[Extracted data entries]
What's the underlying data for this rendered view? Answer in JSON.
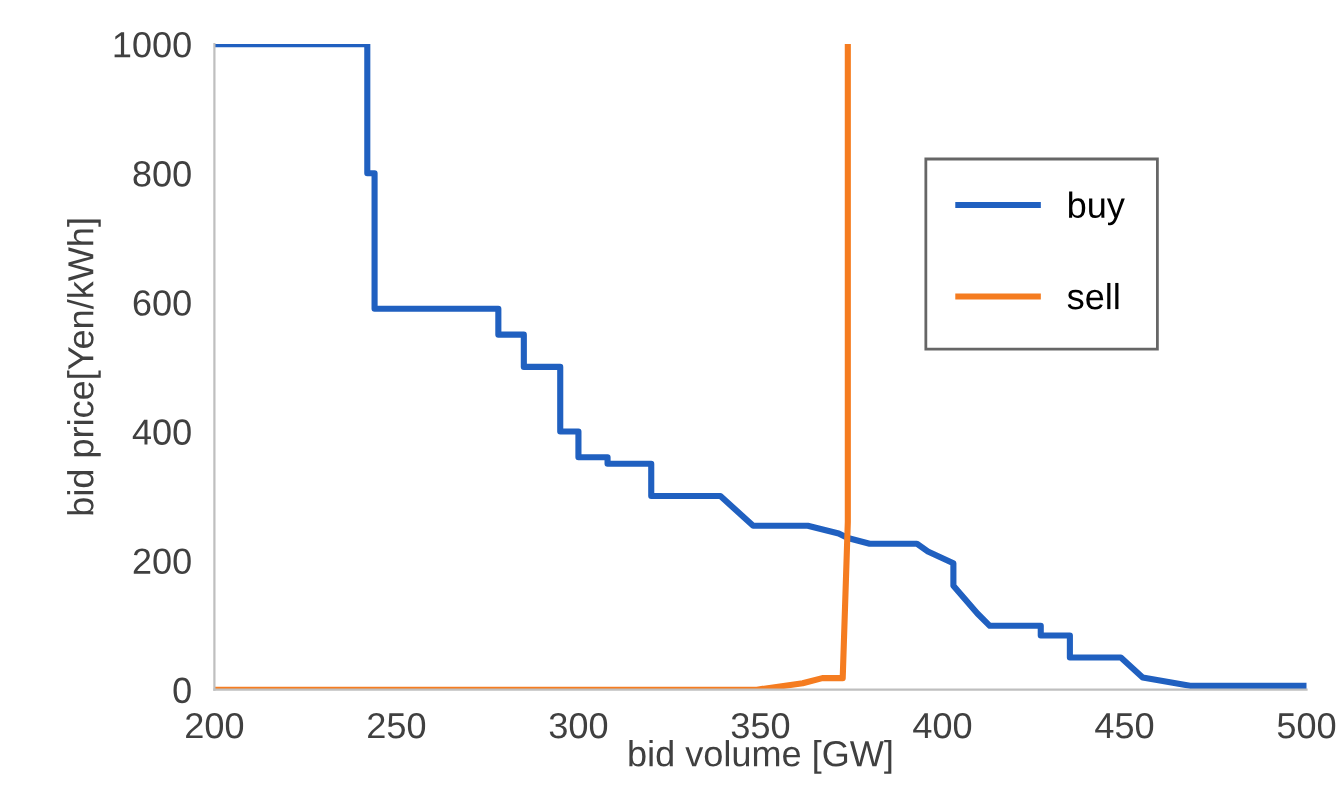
{
  "chart_data": {
    "type": "line",
    "xlabel": "bid volume [GW]",
    "ylabel": "bid price[Yen/kWh]",
    "xlim": [
      200,
      500
    ],
    "xticks": [
      200,
      250,
      300,
      350,
      400,
      450,
      500
    ],
    "ylim": [
      0,
      1000
    ],
    "yticks": [
      0,
      200,
      400,
      600,
      800,
      1000
    ],
    "grid": false,
    "legend": "top right",
    "marker": "none",
    "line_style": "solid",
    "series": [
      {
        "name": "buy",
        "color": "#2060c0",
        "x": [
          200,
          242,
          242,
          244,
          244,
          278,
          278,
          285,
          285,
          295,
          295,
          300,
          300,
          308,
          308,
          320,
          320,
          339,
          348,
          363,
          371.5,
          374,
          380,
          393,
          396,
          403,
          403,
          409.6,
          413,
          427,
          427,
          435,
          435,
          449,
          455,
          468,
          500
        ],
        "values": [
          1000,
          1000,
          800,
          800,
          590,
          590,
          550,
          550,
          500,
          500,
          400,
          400,
          360,
          360,
          350,
          350,
          300,
          300,
          254,
          254,
          242,
          235,
          226,
          226,
          214,
          196,
          161,
          118,
          99,
          99,
          84,
          84,
          50,
          50,
          19,
          6,
          6
        ]
      },
      {
        "name": "sell",
        "color": "#f57c20",
        "x": [
          200,
          349,
          361.6,
          367,
          372.6,
          374,
          374
        ],
        "values": [
          0,
          0,
          10,
          18,
          18,
          260,
          1000
        ]
      }
    ]
  }
}
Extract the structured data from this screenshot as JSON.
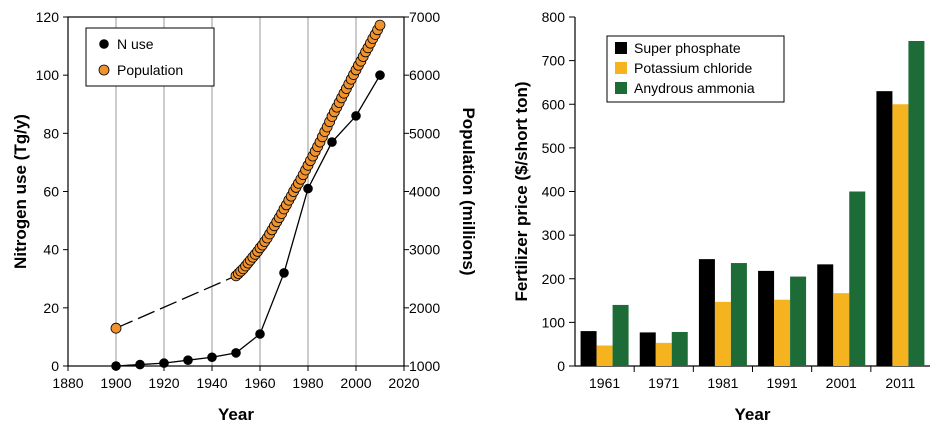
{
  "chart_data": [
    {
      "type": "scatter",
      "title": "",
      "xlabel": "Year",
      "ylabel": "Nitrogen use (Tg/y)",
      "y2label": "Population (millions)",
      "xlim": [
        1880,
        2020
      ],
      "ylim": [
        0,
        120
      ],
      "y2lim": [
        1000,
        7000
      ],
      "x_ticks": [
        "1880",
        "1900",
        "1920",
        "1940",
        "1960",
        "1980",
        "2000",
        "2020"
      ],
      "y_ticks": [
        "0",
        "20",
        "40",
        "60",
        "80",
        "100",
        "120"
      ],
      "y2_ticks": [
        "1000",
        "2000",
        "3000",
        "4000",
        "5000",
        "6000",
        "7000"
      ],
      "grid": "vertical",
      "legend_position": "top-left",
      "series": [
        {
          "name": "N use",
          "axis": "left",
          "color": "#000000",
          "x": [
            1900,
            1910,
            1920,
            1930,
            1940,
            1950,
            1960,
            1970,
            1980,
            1990,
            2000,
            2010
          ],
          "y": [
            0,
            0.5,
            1,
            2,
            3,
            4.5,
            11,
            32,
            61,
            77,
            86,
            100
          ]
        },
        {
          "name": "Population",
          "axis": "right",
          "color": "#f0932f",
          "x": [
            1900,
            1950,
            1951,
            1952,
            1953,
            1954,
            1955,
            1956,
            1957,
            1958,
            1959,
            1960,
            1961,
            1962,
            1963,
            1964,
            1965,
            1966,
            1967,
            1968,
            1969,
            1970,
            1971,
            1972,
            1973,
            1974,
            1975,
            1976,
            1977,
            1978,
            1979,
            1980,
            1981,
            1982,
            1983,
            1984,
            1985,
            1986,
            1987,
            1988,
            1989,
            1990,
            1991,
            1992,
            1993,
            1994,
            1995,
            1996,
            1997,
            1998,
            1999,
            2000,
            2001,
            2002,
            2003,
            2004,
            2005,
            2006,
            2007,
            2008,
            2009,
            2010
          ],
          "y": [
            1650,
            2550,
            2590,
            2630,
            2670,
            2720,
            2770,
            2820,
            2870,
            2920,
            2970,
            3030,
            3080,
            3140,
            3200,
            3270,
            3340,
            3410,
            3480,
            3550,
            3620,
            3700,
            3770,
            3850,
            3920,
            4000,
            4070,
            4140,
            4210,
            4290,
            4370,
            4450,
            4530,
            4610,
            4690,
            4770,
            4850,
            4940,
            5030,
            5110,
            5200,
            5290,
            5370,
            5450,
            5530,
            5610,
            5690,
            5770,
            5850,
            5930,
            6010,
            6090,
            6170,
            6240,
            6320,
            6400,
            6470,
            6550,
            6630,
            6700,
            6780,
            6860
          ]
        }
      ]
    },
    {
      "type": "bar",
      "title": "",
      "xlabel": "Year",
      "ylabel": "Fertilizer price ($/short ton)",
      "ylim": [
        0,
        800
      ],
      "y_ticks": [
        "0",
        "100",
        "200",
        "300",
        "400",
        "500",
        "600",
        "700",
        "800"
      ],
      "categories": [
        "1961",
        "1971",
        "1981",
        "1991",
        "2001",
        "2011"
      ],
      "legend_position": "top-left",
      "series": [
        {
          "name": "Super phosphate",
          "color": "#000000",
          "values": [
            80,
            77,
            245,
            218,
            233,
            630
          ]
        },
        {
          "name": "Potassium chloride",
          "color": "#f5b31f",
          "values": [
            47,
            53,
            147,
            152,
            167,
            600
          ]
        },
        {
          "name": "Anydrous ammonia",
          "color": "#1d6b36",
          "values": [
            140,
            78,
            236,
            205,
            400,
            745
          ]
        }
      ]
    }
  ]
}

● **TASK OBJECTIVE**:
Pictures in the records above are left out; print everything else exactly as written.

● **TASK RESULT**:
What's the underlying data for this rendered view? Answer in JSON.
{
  "chart_data": {
    "type": "line",
    "xlabel": "bid volume [GW]",
    "ylabel": "bid price[Yen/kWh]",
    "xlim": [
      200,
      500
    ],
    "xticks": [
      200,
      250,
      300,
      350,
      400,
      450,
      500
    ],
    "ylim": [
      0,
      1000
    ],
    "yticks": [
      0,
      200,
      400,
      600,
      800,
      1000
    ],
    "grid": false,
    "legend": "top right",
    "marker": "none",
    "line_style": "solid",
    "series": [
      {
        "name": "buy",
        "color": "#2060c0",
        "x": [
          200,
          242,
          242,
          244,
          244,
          278,
          278,
          285,
          285,
          295,
          295,
          300,
          300,
          308,
          308,
          320,
          320,
          339,
          348,
          363,
          371.5,
          374,
          380,
          393,
          396,
          403,
          403,
          409.6,
          413,
          427,
          427,
          435,
          435,
          449,
          455,
          468,
          500
        ],
        "values": [
          1000,
          1000,
          800,
          800,
          590,
          590,
          550,
          550,
          500,
          500,
          400,
          400,
          360,
          360,
          350,
          350,
          300,
          300,
          254,
          254,
          242,
          235,
          226,
          226,
          214,
          196,
          161,
          118,
          99,
          99,
          84,
          84,
          50,
          50,
          19,
          6,
          6
        ]
      },
      {
        "name": "sell",
        "color": "#f57c20",
        "x": [
          200,
          349,
          361.6,
          367,
          372.6,
          374,
          374
        ],
        "values": [
          0,
          0,
          10,
          18,
          18,
          260,
          1000
        ]
      }
    ]
  }
}
Extract the structured data from this screenshot as JSON.
{
  "chart_data": [
    {
      "type": "scatter",
      "title": "",
      "xlabel": "Year",
      "ylabel": "Nitrogen use (Tg/y)",
      "y2label": "Population (millions)",
      "xlim": [
        1880,
        2020
      ],
      "ylim": [
        0,
        120
      ],
      "y2lim": [
        1000,
        7000
      ],
      "x_ticks": [
        "1880",
        "1900",
        "1920",
        "1940",
        "1960",
        "1980",
        "2000",
        "2020"
      ],
      "y_ticks": [
        "0",
        "20",
        "40",
        "60",
        "80",
        "100",
        "120"
      ],
      "y2_ticks": [
        "1000",
        "2000",
        "3000",
        "4000",
        "5000",
        "6000",
        "7000"
      ],
      "grid": "vertical",
      "legend_position": "top-left",
      "series": [
        {
          "name": "N use",
          "axis": "left",
          "color": "#000000",
          "x": [
            1900,
            1910,
            1920,
            1930,
            1940,
            1950,
            1960,
            1970,
            1980,
            1990,
            2000,
            2010
          ],
          "y": [
            0,
            0.5,
            1,
            2,
            3,
            4.5,
            11,
            32,
            61,
            77,
            86,
            100
          ]
        },
        {
          "name": "Population",
          "axis": "right",
          "color": "#f0932f",
          "x": [
            1900,
            1950,
            1951,
            1952,
            1953,
            1954,
            1955,
            1956,
            1957,
            1958,
            1959,
            1960,
            1961,
            1962,
            1963,
            1964,
            1965,
            1966,
            1967,
            1968,
            1969,
            1970,
            1971,
            1972,
            1973,
            1974,
            1975,
            1976,
            1977,
            1978,
            1979,
            1980,
            1981,
            1982,
            1983,
            1984,
            1985,
            1986,
            1987,
            1988,
            1989,
            1990,
            1991,
            1992,
            1993,
            1994,
            1995,
            1996,
            1997,
            1998,
            1999,
            2000,
            2001,
            2002,
            2003,
            2004,
            2005,
            2006,
            2007,
            2008,
            2009,
            2010
          ],
          "y": [
            1650,
            2550,
            2590,
            2630,
            2670,
            2720,
            2770,
            2820,
            2870,
            2920,
            2970,
            3030,
            3080,
            3140,
            3200,
            3270,
            3340,
            3410,
            3480,
            3550,
            3620,
            3700,
            3770,
            3850,
            3920,
            4000,
            4070,
            4140,
            4210,
            4290,
            4370,
            4450,
            4530,
            4610,
            4690,
            4770,
            4850,
            4940,
            5030,
            5110,
            5200,
            5290,
            5370,
            5450,
            5530,
            5610,
            5690,
            5770,
            5850,
            5930,
            6010,
            6090,
            6170,
            6240,
            6320,
            6400,
            6470,
            6550,
            6630,
            6700,
            6780,
            6860
          ]
        }
      ]
    },
    {
      "type": "bar",
      "title": "",
      "xlabel": "Year",
      "ylabel": "Fertilizer price ($/short ton)",
      "ylim": [
        0,
        800
      ],
      "y_ticks": [
        "0",
        "100",
        "200",
        "300",
        "400",
        "500",
        "600",
        "700",
        "800"
      ],
      "categories": [
        "1961",
        "1971",
        "1981",
        "1991",
        "2001",
        "2011"
      ],
      "legend_position": "top-left",
      "series": [
        {
          "name": "Super phosphate",
          "color": "#000000",
          "values": [
            80,
            77,
            245,
            218,
            233,
            630
          ]
        },
        {
          "name": "Potassium chloride",
          "color": "#f5b31f",
          "values": [
            47,
            53,
            147,
            152,
            167,
            600
          ]
        },
        {
          "name": "Anydrous ammonia",
          "color": "#1d6b36",
          "values": [
            140,
            78,
            236,
            205,
            400,
            745
          ]
        }
      ]
    }
  ]
}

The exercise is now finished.